EXERCISE REQUIREMENTS -> Read the entries below and pull out each line with the string "Jahren".

## start TASK DATA

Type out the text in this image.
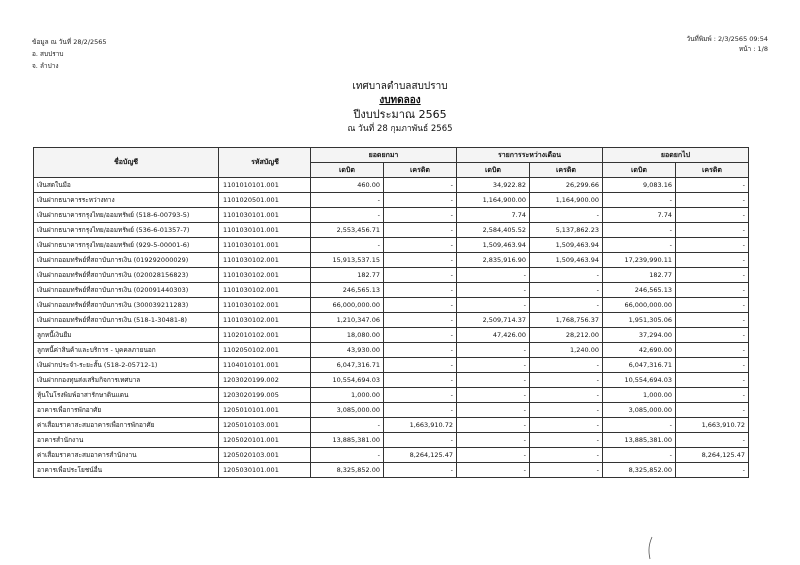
ข้อมูล ณ วันที่ 28/2/2565
อ. สบปราบ
จ. ลำปาง
วันที่พิมพ์ : 2/3/2565 09:54
หน้า : 1/8
เทศบาลตำบลสบปราบ
งบทดลอง
ปีงบประมาณ 2565
ณ วันที่ 28 กุมภาพันธ์ 2565
ชื่อบัญชี	รหัสบัญชี	ยอดยกมา		รายการระหว่างเดือน		ยอดยกไป	
		เดบิต	เครดิต	เดบิต	เครดิต	เดบิต	เครดิต
เงินสดในมือ	1101010101.001	460.00	-	34,922.82	26,299.66	9,083.16	-
เงินฝากธนาคารระหว่างทาง	1101020501.001	-	-	1,164,900.00	1,164,900.00	-	-
เงินฝากธนาคารกรุงไทย/ออมทรัพย์ (518-6-00793-5)	1101030101.001	-	-	7.74	-	7.74	-
เงินฝากธนาคารกรุงไทย/ออมทรัพย์ (536-6-01357-7)	1101030101.001	2,553,456.71	-	2,584,405.52	5,137,862.23	-	-
เงินฝากธนาคารกรุงไทย/ออมทรัพย์ (929-5-00001-6)	1101030101.001	-	-	1,509,463.94	1,509,463.94	-	-
เงินฝากออมทรัพย์ที่สถาบันการเงิน (019292000029)	1101030102.001	15,913,537.15	-	2,835,916.90	1,509,463.94	17,239,990.11	-
เงินฝากออมทรัพย์ที่สถาบันการเงิน (020028156823)	1101030102.001	182.77	-	-	-	182.77	-
เงินฝากออมทรัพย์ที่สถาบันการเงิน (020091440303)	1101030102.001	246,565.13	-	-	-	246,565.13	-
เงินฝากออมทรัพย์ที่สถาบันการเงิน (300039211283)	1101030102.001	66,000,000.00	-	-	-	66,000,000.00	-
เงินฝากออมทรัพย์ที่สถาบันการเงิน (518-1-30481-8)	1101030102.001	1,210,347.06	-	2,509,714.37	1,768,756.37	1,951,305.06	-
ลูกหนี้เงินยืม	1102010102.001	18,080.00	-	47,426.00	28,212.00	37,294.00	-
ลูกหนี้ค่าสินค้าและบริการ - บุคคลภายนอก	1102050102.001	43,930.00	-	-	1,240.00	42,690.00	-
เงินฝากประจำ-ระยะสั้น (518-2-05712-1)	1104010101.001	6,047,316.71	-	-	-	6,047,316.71	-
เงินฝากกองทุนส่งเสริมกิจการเทศบาล	1203020199.002	10,554,694.03	-	-	-	10,554,694.03	-
หุ้นในโรงพิมพ์อาสารักษาดินแดน	1203020199.005	1,000.00	-	-	-	1,000.00	-
อาคารเพื่อการพักอาศัย	1205010101.001	3,085,000.00	-	-	-	3,085,000.00	-
ค่าเสื่อมราคาสะสมอาคารเพื่อการพักอาศัย	1205010103.001	-	1,663,910.72	-	-	-	1,663,910.72
อาคารสำนักงาน	1205020101.001	13,885,381.00	-	-	-	13,885,381.00	-
ค่าเสื่อมราคาสะสมอาคารสำนักงาน	1205020103.001	-	8,264,125.47	-	-	-	8,264,125.47
อาคารเพื่อประโยชน์อื่น	1205030101.001	8,325,852.00	-	-	-	8,325,852.00	-
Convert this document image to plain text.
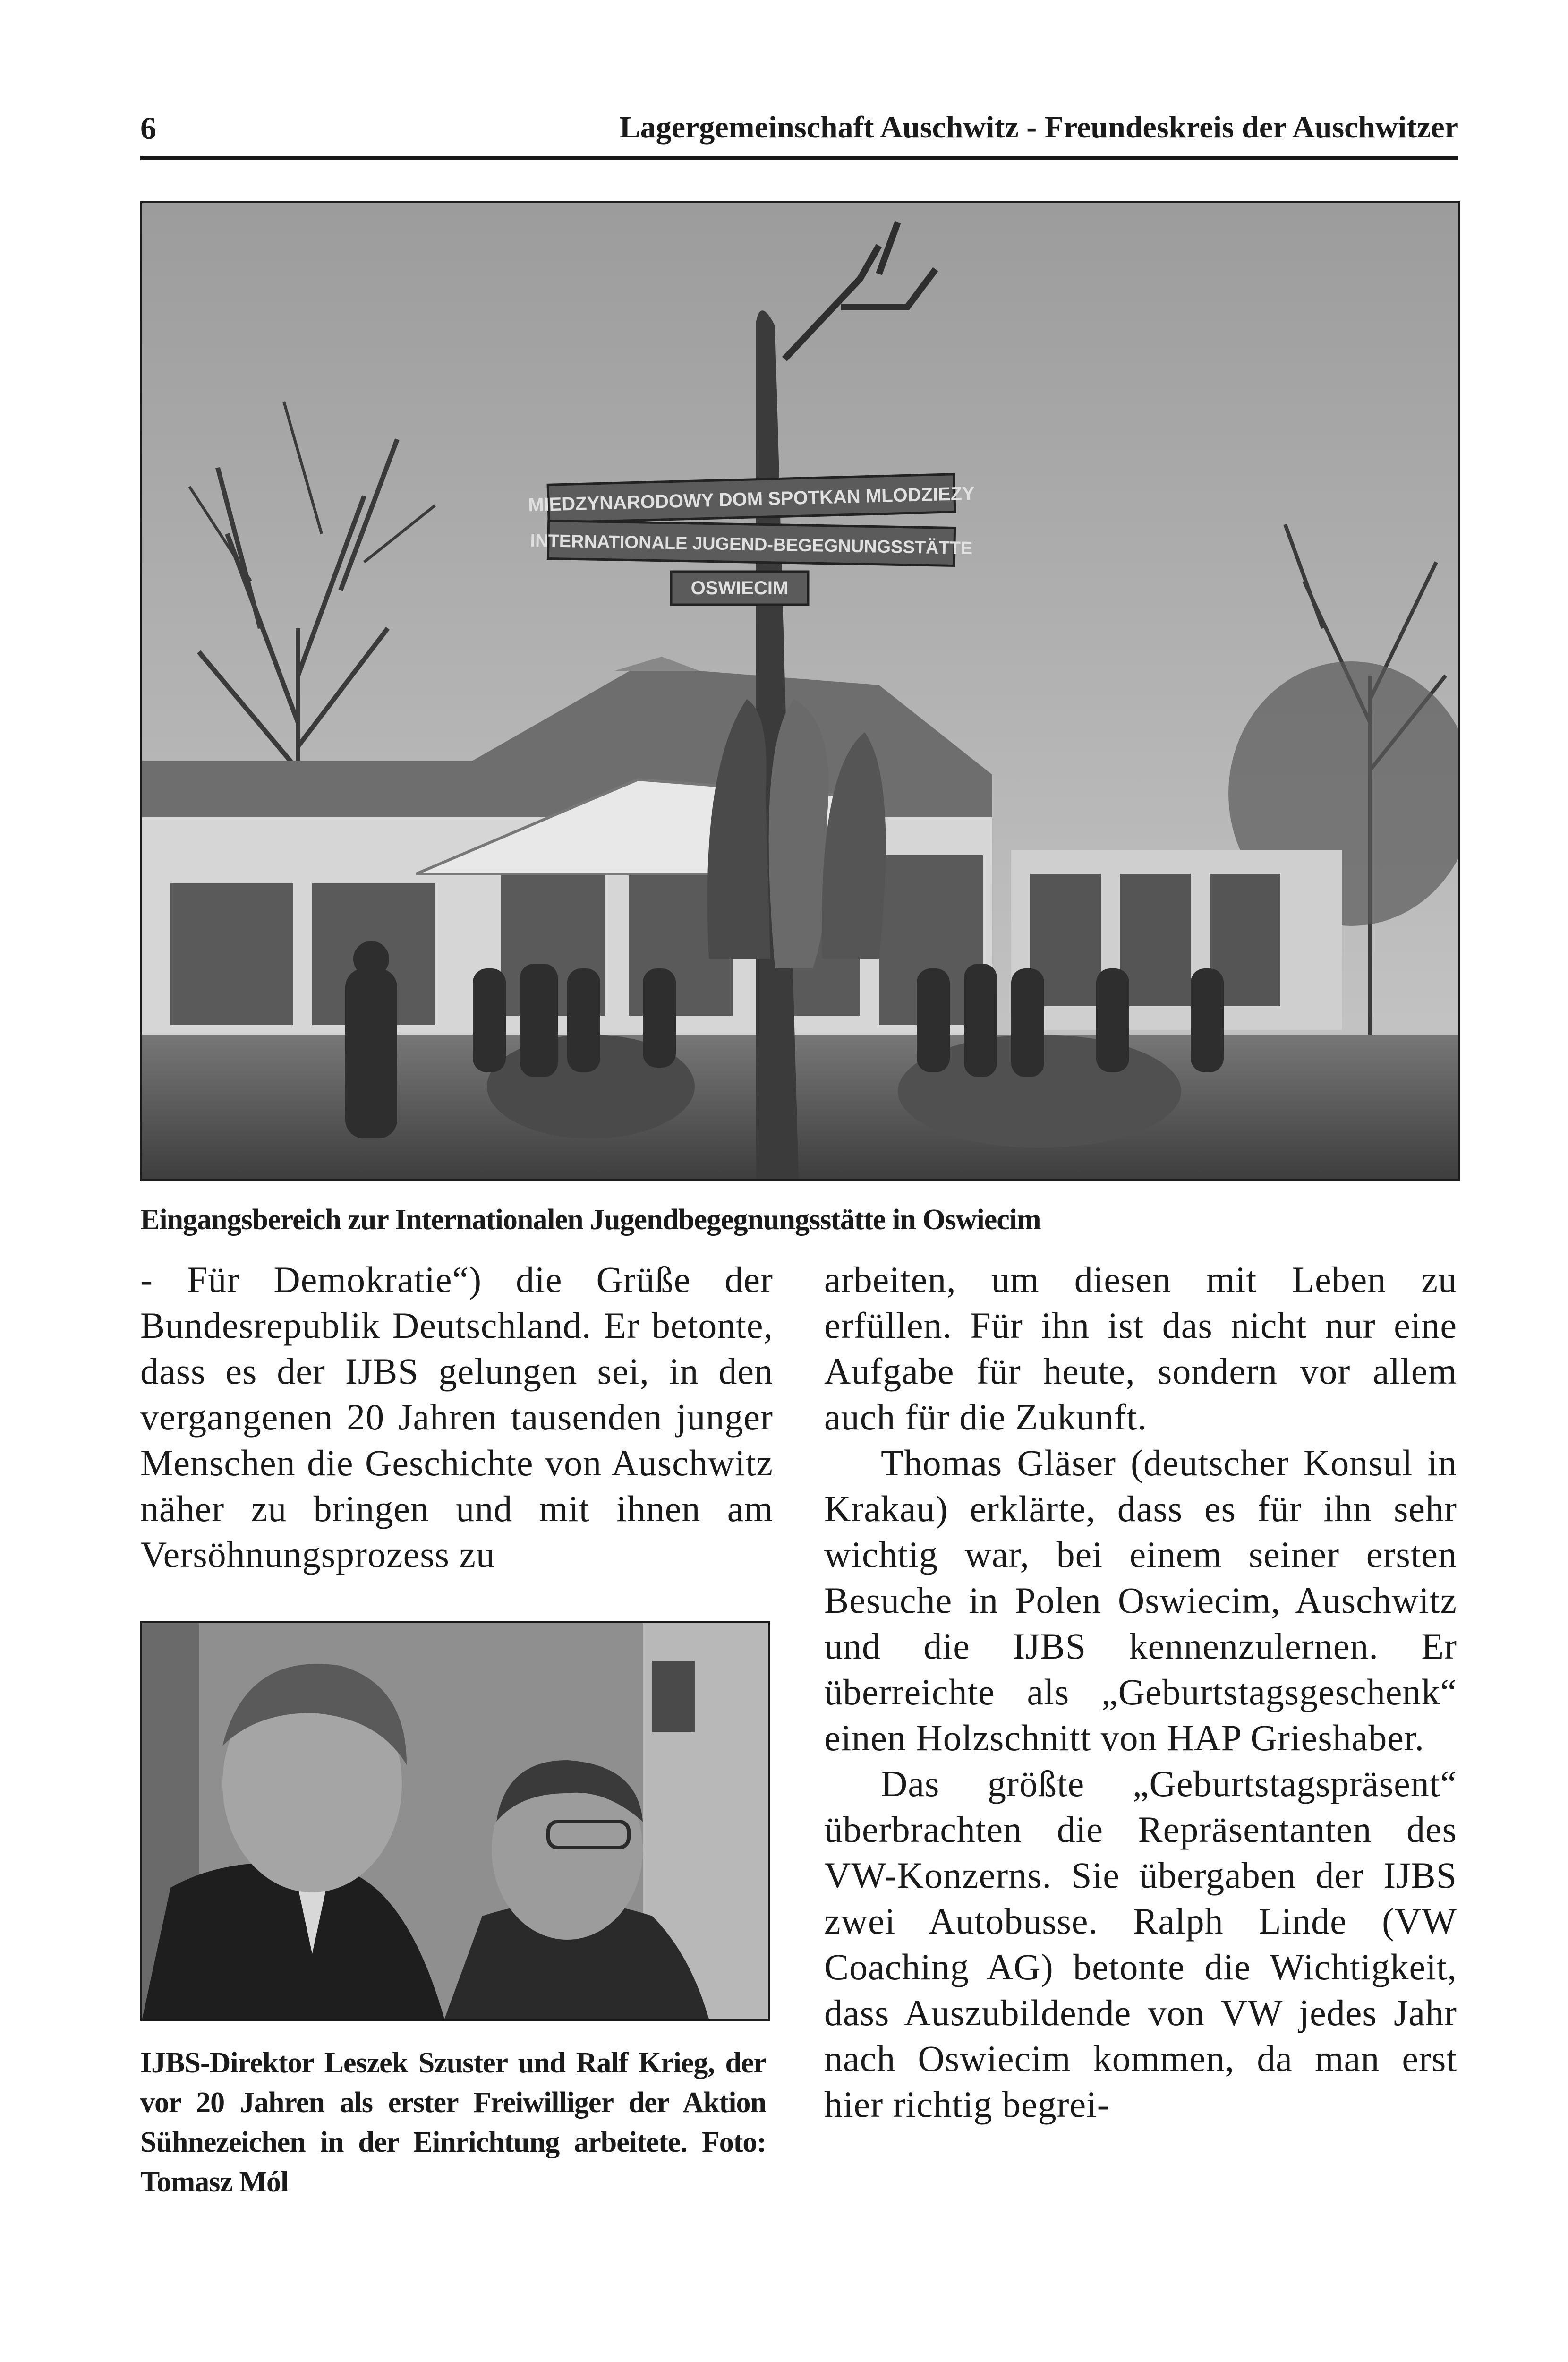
6	Lagergemeinschaft Auschwitz - Freundeskreis der Auschwitzer
MIEDZYNARODOWY DOM SPOTKAN MLODZIEZY
INTERNATIONALE JUGEND-BEGEGNUNGSSTÄTTE
OSWIECIM
Eingangsbereich zur Internationalen Jugendbegegnungsstätte in Oswiecim

- Für Demokratie“) die Grüße der Bundesrepublik Deutschland. Er betonte, dass es der IJBS gelungen sei, in den vergangenen 20 Jahren tausenden junger Menschen die Geschichte von Auschwitz näher zu bringen und mit ihnen am Versöhnungsprozess zu

IJBS-Direktor Leszek Szuster und Ralf Krieg, der vor 20 Jahren als erster Freiwilliger der Aktion Sühnezeichen in der Einrichtung arbeitete. Foto: Tomasz Mól

arbeiten, um diesen mit Leben zu erfüllen. Für ihn ist das nicht nur eine Aufgabe für heute, sondern vor allem auch für die Zukunft.

Thomas Gläser (deutscher Konsul in Krakau) erklärte, dass es für ihn sehr wichtig war, bei einem seiner ersten Besuche in Polen Oswiecim, Auschwitz und die IJBS kennenzulernen. Er überreichte als „Geburtstagsgeschenk“ einen Holzschnitt von HAP Grieshaber.

Das größte „Geburtstagspräsent“ überbrachten die Repräsentanten des VW-Konzerns. Sie übergaben der IJBS zwei Autobusse. Ralph Linde (VW Coaching AG) betonte die Wichtigkeit, dass Auszubildende von VW jedes Jahr nach Oswiecim kommen, da man erst hier richtig begrei-
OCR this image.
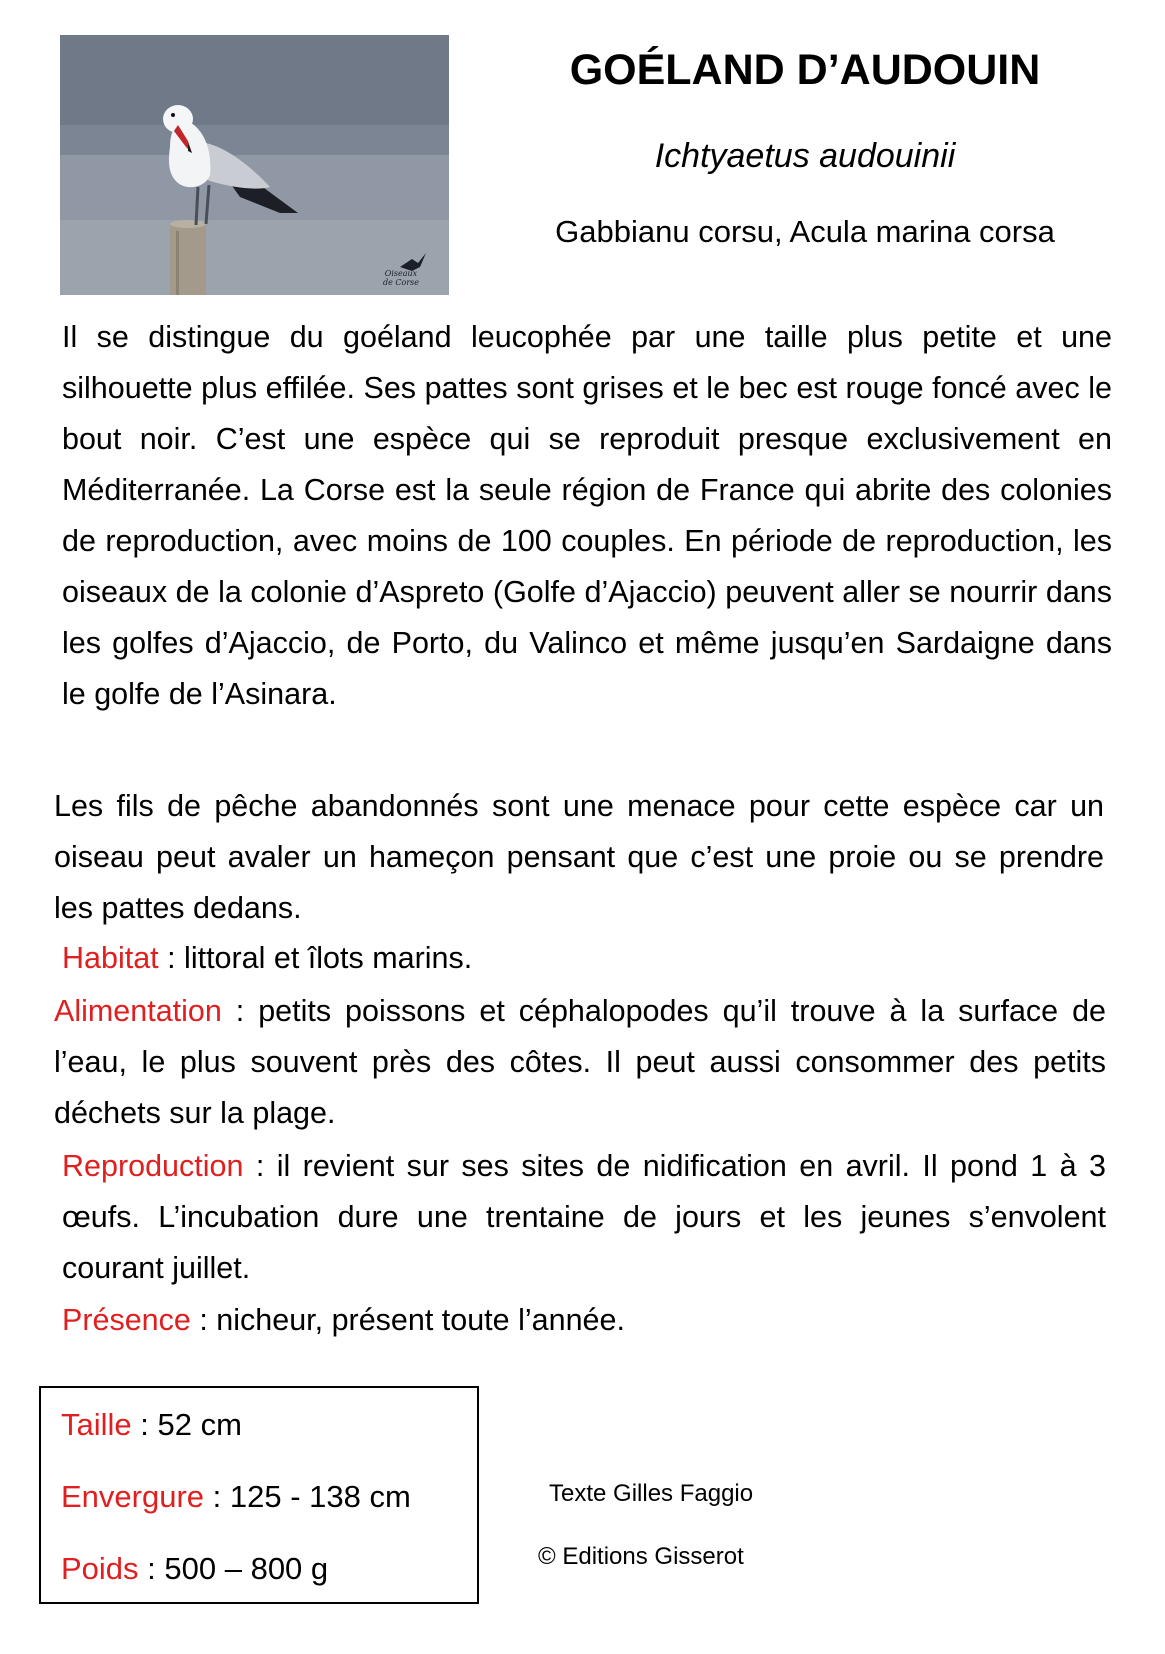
Oiseaux
de Corse
GOÉLAND D’AUDOUIN
Ichtyaetus audouinii
Gabbianu corsu, Acula marina corsa

Il se distingue du goéland leucophée par une taille plus petite et une silhouette plus effilée. Ses pattes sont grises et le bec est rouge foncé avec le bout noir. C’est une espèce qui se reproduit presque exclusivement en Méditerranée. La Corse est la seule région de France qui abrite des colonies de reproduction, avec moins de 100 couples. En période de reproduction, les oiseaux de la colonie d’Aspreto (Golfe d’Ajaccio) peuvent aller se nourrir dans les golfes d’Ajaccio, de Porto, du Valinco et même jusqu’en Sardaigne dans le golfe de l’Asinara.

Les fils de pêche abandonnés sont une menace pour cette espèce car un oiseau peut avaler un hameçon pensant que c’est une proie ou se prendre les pattes dedans.

Habitat : littoral et îlots marins.

Alimentation : petits poissons et céphalopodes qu’il trouve à la surface de l’eau, le plus souvent près des côtes. Il peut aussi consommer des petits déchets sur la plage.

Reproduction : il revient sur ses sites de nidification en avril. Il pond 1 à 3 œufs. L’incubation dure une trentaine de jours et les jeunes s’envolent courant juillet.

Présence : nicheur, présent toute l’année.

Taille : 52 cm
Envergure : 125 - 138 cm
Poids : 500 – 800 g
Texte Gilles Faggio
© Editions Gisserot
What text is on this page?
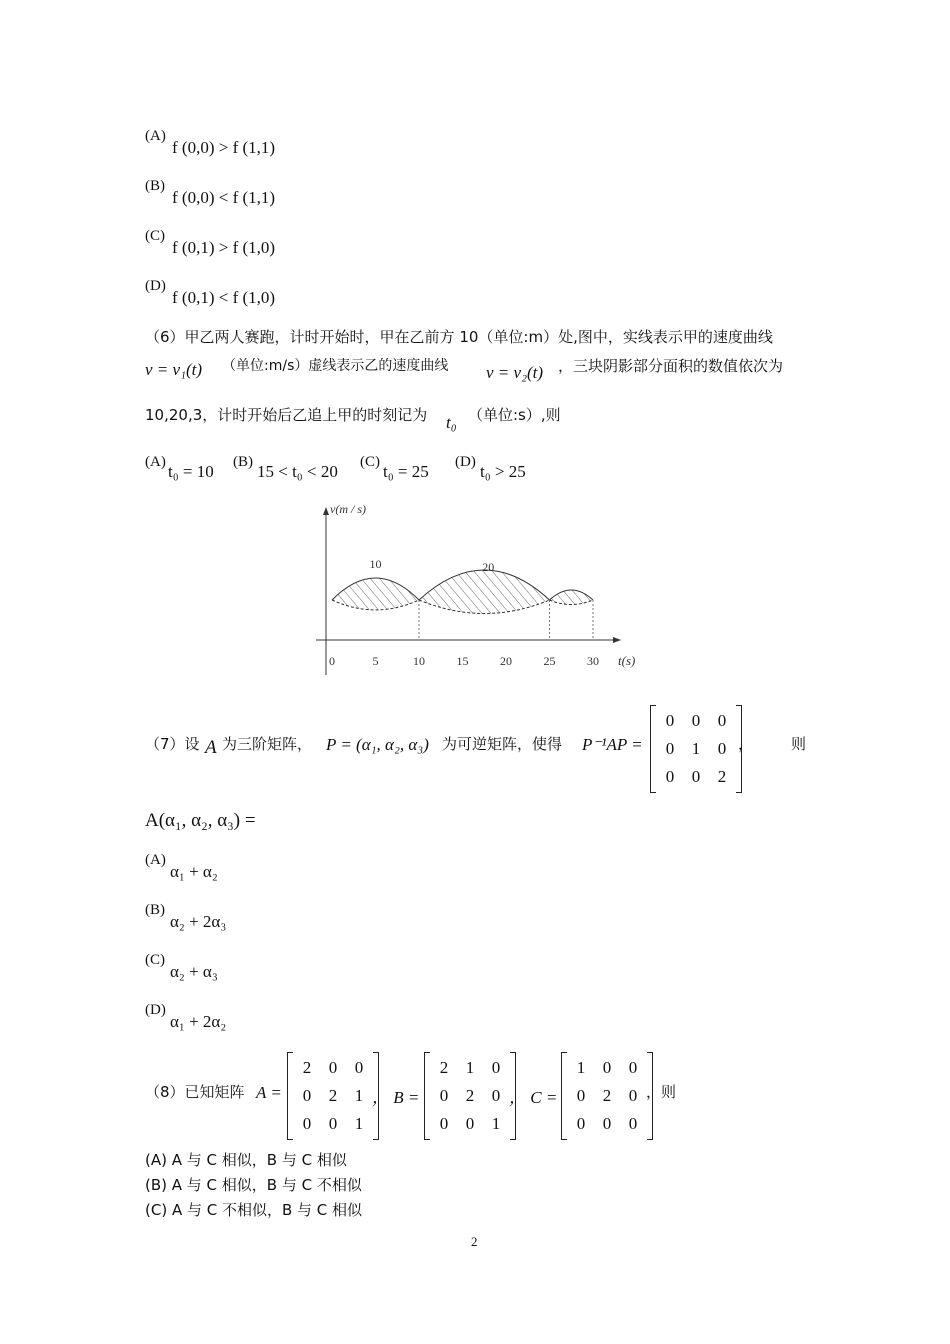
(A)
f (0,0) > f (1,1)
(B)
f (0,0) < f (1,1)
(C)
f (0,1) > f (1,0)
(D)
f (0,1) < f (1,0)
（6）甲乙两人赛跑，计时开始时，甲在乙前方 10（单位:m）处,图中，实线表示甲的速度曲线
v = v₁(t) （单位:m/s）虚线表示乙的速度曲线 v = v₂(t) ，三块阴影部分面积的数值依次为
10,20,3，计时开始后乙追上甲的时刻记为 t₀ （单位:s）,则
(A) t₀ = 10 (B) 15 < t₀ < 20 (C) t₀ = 25 (D) t₀ > 25
0	5	10	15	20	25	30
v(m / s)
t(s)
10	20
（7）设 A 为三阶矩阵， P = (α₁, α₂, α₃) 为可逆矩阵，使得 P⁻¹AP =
0	0	0
0	1	0
0	0	2
，	则
A(α₁, α₂, α₃) =
(A)
α₁ + α₂
(B)
α₂ + 2α₃
(C)
α₂ + α₃
(D)
α₁ + 2α₂
（8）已知矩阵 A =
2	0	0
0	2	1
0	0	1
， B =
2	1	0
0	2	0
0	0	1
， C =
1	0	0
0	2	0
0	0	0
，则
(A) A 与 C 相似，B 与 C 相似
(B) A 与 C 相似，B 与 C 不相似
(C) A 与 C 不相似，B 与 C 相似
2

## end TASK DATA

ANSWER FOR THIS EXERCISE ->
- Für Demokratie“) die Grüße der Bundesrepublik Deutschland. Er betonte, dass es der IJBS gelungen sei, in den vergangenen 20 Jahren tausenden junger Menschen die Geschichte von Auschwitz näher zu bringen und mit ihnen am Versöhnungsprozess zu
IJBS-Direktor Leszek Szuster und Ralf Krieg, der vor 20 Jahren als erster Freiwilliger der Aktion Sühnezeichen in der Einrichtung arbeitete. Foto: Tomasz Mól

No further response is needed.